Records from a collection of figures:
***
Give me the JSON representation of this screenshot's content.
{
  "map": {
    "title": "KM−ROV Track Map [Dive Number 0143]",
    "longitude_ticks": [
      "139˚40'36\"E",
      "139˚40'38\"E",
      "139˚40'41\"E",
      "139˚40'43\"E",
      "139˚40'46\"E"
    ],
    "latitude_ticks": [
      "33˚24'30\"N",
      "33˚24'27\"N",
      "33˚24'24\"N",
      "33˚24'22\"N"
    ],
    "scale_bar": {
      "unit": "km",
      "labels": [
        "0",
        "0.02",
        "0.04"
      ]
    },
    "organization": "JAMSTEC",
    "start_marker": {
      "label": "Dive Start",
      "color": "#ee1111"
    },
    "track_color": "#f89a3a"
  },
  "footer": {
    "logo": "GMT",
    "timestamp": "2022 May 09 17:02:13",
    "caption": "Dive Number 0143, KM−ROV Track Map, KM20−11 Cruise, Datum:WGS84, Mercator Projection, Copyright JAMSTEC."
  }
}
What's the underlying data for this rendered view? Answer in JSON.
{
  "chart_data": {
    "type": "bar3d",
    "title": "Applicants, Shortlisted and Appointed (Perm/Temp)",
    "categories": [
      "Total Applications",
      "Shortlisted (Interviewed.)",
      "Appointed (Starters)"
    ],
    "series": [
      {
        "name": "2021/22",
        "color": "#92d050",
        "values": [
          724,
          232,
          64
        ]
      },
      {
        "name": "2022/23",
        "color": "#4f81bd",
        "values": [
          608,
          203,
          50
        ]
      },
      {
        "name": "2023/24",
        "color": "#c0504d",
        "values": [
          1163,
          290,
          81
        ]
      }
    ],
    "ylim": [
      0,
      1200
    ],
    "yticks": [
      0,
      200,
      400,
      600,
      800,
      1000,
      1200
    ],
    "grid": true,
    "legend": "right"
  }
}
***
## YOUR INSTRUCTIONS
Copy each record from above exactly, and include every line.

## PROBLEM SOLUTION
Give me the JSON representation of this screenshot's content.
{
  "map": {
    "title": "KM−ROV Track Map [Dive Number 0143]",
    "longitude_ticks": [
      "139˚40'36\"E",
      "139˚40'38\"E",
      "139˚40'41\"E",
      "139˚40'43\"E",
      "139˚40'46\"E"
    ],
    "latitude_ticks": [
      "33˚24'30\"N",
      "33˚24'27\"N",
      "33˚24'24\"N",
      "33˚24'22\"N"
    ],
    "scale_bar": {
      "unit": "km",
      "labels": [
        "0",
        "0.02",
        "0.04"
      ]
    },
    "organization": "JAMSTEC",
    "start_marker": {
      "label": "Dive Start",
      "color": "#ee1111"
    },
    "track_color": "#f89a3a"
  },
  "footer": {
    "logo": "GMT",
    "timestamp": "2022 May 09 17:02:13",
    "caption": "Dive Number 0143, KM−ROV Track Map, KM20−11 Cruise, Datum:WGS84, Mercator Projection, Copyright JAMSTEC."
  }
}
What's the underlying data for this rendered view? Answer in JSON.
{
  "chart_data": {
    "type": "bar3d",
    "title": "Applicants, Shortlisted and Appointed (Perm/Temp)",
    "categories": [
      "Total Applications",
      "Shortlisted (Interviewed.)",
      "Appointed (Starters)"
    ],
    "series": [
      {
        "name": "2021/22",
        "color": "#92d050",
        "values": [
          724,
          232,
          64
        ]
      },
      {
        "name": "2022/23",
        "color": "#4f81bd",
        "values": [
          608,
          203,
          50
        ]
      },
      {
        "name": "2023/24",
        "color": "#c0504d",
        "values": [
          1163,
          290,
          81
        ]
      }
    ],
    "ylim": [
      0,
      1200
    ],
    "yticks": [
      0,
      200,
      400,
      600,
      800,
      1000,
      1200
    ],
    "grid": true,
    "legend": "right"
  }
}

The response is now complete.